Task to carry out:
Gather all lines in the entries that include the word "header".

Material:
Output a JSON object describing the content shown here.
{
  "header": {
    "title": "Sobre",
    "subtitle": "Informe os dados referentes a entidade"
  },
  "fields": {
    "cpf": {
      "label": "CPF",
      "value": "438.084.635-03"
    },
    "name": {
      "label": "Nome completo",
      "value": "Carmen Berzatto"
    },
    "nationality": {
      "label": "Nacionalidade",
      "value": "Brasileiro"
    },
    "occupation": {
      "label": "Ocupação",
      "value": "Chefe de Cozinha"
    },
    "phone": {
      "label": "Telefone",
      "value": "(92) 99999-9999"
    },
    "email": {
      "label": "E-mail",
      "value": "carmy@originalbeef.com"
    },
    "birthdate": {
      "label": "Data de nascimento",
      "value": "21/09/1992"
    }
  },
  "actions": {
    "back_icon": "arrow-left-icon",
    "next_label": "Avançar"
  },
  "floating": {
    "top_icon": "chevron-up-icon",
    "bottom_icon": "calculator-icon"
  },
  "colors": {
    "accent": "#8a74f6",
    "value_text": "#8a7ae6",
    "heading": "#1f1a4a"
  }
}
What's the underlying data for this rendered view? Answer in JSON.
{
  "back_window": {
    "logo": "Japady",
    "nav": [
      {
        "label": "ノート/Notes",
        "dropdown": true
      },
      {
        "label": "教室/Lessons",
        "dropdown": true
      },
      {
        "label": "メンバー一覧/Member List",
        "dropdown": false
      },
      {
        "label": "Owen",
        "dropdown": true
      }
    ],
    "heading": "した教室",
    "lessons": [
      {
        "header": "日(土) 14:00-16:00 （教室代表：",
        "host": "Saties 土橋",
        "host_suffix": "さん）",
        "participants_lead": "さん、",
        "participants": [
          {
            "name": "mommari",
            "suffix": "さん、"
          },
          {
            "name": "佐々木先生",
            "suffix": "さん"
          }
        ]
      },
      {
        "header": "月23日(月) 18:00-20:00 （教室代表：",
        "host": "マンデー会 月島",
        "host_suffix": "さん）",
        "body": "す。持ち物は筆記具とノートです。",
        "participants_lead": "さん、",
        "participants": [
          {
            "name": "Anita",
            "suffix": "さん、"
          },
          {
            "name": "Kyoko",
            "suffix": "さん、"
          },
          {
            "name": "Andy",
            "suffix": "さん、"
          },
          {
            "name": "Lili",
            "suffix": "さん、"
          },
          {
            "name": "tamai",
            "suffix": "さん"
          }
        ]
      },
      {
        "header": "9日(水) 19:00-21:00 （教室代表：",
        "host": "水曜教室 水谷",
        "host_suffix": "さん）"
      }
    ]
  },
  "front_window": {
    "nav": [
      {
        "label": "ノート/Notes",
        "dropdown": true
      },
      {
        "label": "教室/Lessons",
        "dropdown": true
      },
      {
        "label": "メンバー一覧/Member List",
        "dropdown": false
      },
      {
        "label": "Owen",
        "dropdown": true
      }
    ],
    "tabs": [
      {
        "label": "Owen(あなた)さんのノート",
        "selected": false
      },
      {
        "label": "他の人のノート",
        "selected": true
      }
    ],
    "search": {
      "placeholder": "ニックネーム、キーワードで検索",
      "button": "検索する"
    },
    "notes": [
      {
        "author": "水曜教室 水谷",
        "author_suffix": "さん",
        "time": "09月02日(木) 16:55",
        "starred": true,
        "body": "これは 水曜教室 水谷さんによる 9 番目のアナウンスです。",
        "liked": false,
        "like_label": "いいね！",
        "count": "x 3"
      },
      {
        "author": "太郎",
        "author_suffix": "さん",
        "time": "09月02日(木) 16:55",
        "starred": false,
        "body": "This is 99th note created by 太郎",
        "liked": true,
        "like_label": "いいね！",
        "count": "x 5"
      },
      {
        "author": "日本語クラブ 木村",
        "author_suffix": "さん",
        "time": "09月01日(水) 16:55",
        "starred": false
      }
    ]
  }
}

==

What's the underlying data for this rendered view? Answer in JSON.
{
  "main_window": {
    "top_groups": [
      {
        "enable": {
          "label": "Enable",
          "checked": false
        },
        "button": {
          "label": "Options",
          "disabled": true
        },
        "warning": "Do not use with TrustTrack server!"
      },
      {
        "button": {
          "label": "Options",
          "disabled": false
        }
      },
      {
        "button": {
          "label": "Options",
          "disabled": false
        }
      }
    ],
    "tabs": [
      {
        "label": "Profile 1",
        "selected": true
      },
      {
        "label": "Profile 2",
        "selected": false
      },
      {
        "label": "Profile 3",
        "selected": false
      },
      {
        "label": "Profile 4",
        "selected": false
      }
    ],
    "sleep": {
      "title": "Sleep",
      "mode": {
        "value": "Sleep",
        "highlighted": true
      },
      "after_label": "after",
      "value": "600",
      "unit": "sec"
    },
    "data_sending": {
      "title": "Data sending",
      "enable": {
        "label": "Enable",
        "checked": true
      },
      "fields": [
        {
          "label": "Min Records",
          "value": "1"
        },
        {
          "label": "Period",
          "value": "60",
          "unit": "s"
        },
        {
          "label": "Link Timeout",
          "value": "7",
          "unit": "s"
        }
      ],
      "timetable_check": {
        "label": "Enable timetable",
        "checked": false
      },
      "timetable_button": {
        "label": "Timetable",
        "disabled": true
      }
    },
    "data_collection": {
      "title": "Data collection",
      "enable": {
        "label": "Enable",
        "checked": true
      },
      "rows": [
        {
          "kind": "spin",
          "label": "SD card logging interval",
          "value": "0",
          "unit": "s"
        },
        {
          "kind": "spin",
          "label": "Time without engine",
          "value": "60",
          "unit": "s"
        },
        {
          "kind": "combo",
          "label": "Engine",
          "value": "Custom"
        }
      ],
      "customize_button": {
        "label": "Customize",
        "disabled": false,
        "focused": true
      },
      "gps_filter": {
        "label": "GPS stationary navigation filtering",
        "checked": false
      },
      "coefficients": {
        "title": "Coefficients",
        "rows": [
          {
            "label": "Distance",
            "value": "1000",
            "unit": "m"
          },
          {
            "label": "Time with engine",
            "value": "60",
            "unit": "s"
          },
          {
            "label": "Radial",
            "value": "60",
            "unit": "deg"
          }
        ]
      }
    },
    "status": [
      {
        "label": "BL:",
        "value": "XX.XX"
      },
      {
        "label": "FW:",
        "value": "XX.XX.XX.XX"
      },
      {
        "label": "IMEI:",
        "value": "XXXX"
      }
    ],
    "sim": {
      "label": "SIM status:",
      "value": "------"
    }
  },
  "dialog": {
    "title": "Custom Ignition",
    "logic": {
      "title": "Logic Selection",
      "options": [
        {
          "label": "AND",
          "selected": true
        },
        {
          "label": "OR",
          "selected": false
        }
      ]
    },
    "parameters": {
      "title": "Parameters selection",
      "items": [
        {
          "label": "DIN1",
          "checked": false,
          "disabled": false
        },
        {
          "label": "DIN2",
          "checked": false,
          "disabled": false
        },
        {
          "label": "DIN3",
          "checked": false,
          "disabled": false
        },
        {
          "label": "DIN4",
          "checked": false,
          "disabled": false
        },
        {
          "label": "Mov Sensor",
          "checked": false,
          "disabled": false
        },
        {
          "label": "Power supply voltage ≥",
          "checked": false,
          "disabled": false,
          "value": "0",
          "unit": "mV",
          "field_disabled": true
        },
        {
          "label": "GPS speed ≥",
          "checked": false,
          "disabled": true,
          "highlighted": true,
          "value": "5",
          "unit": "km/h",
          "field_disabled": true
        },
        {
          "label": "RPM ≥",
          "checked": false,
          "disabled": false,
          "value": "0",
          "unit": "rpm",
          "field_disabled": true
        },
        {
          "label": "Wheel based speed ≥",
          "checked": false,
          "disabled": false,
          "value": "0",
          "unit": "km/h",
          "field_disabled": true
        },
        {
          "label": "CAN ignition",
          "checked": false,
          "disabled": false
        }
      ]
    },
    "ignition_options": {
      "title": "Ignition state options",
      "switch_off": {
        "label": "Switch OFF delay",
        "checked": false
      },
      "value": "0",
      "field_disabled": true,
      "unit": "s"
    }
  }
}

---

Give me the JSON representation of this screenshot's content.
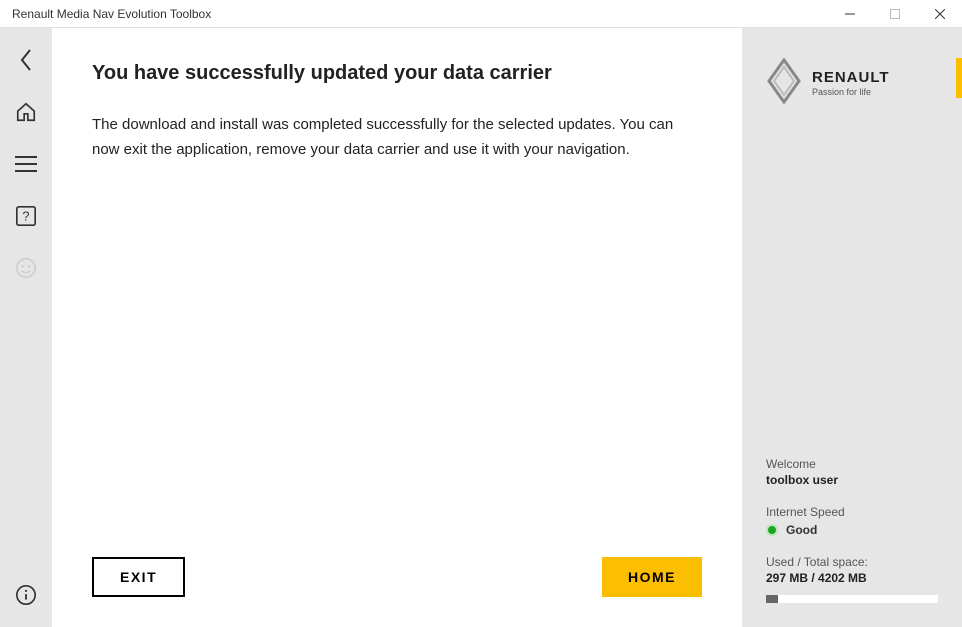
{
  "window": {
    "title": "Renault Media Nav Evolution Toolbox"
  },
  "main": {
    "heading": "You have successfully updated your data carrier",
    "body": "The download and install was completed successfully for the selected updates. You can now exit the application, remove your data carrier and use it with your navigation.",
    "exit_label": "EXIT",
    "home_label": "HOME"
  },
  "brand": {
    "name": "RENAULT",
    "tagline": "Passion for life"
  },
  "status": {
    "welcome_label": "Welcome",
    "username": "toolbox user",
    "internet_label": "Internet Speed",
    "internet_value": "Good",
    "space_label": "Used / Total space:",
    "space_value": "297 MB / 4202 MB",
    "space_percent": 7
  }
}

The solution:
  "header": {
        "header": "日(土) 14:00-16:00 （教室代表：",
        "header": "月23日(月) 18:00-20:00 （教室代表：",
        "header": "9日(水) 19:00-21:00 （教室代表：",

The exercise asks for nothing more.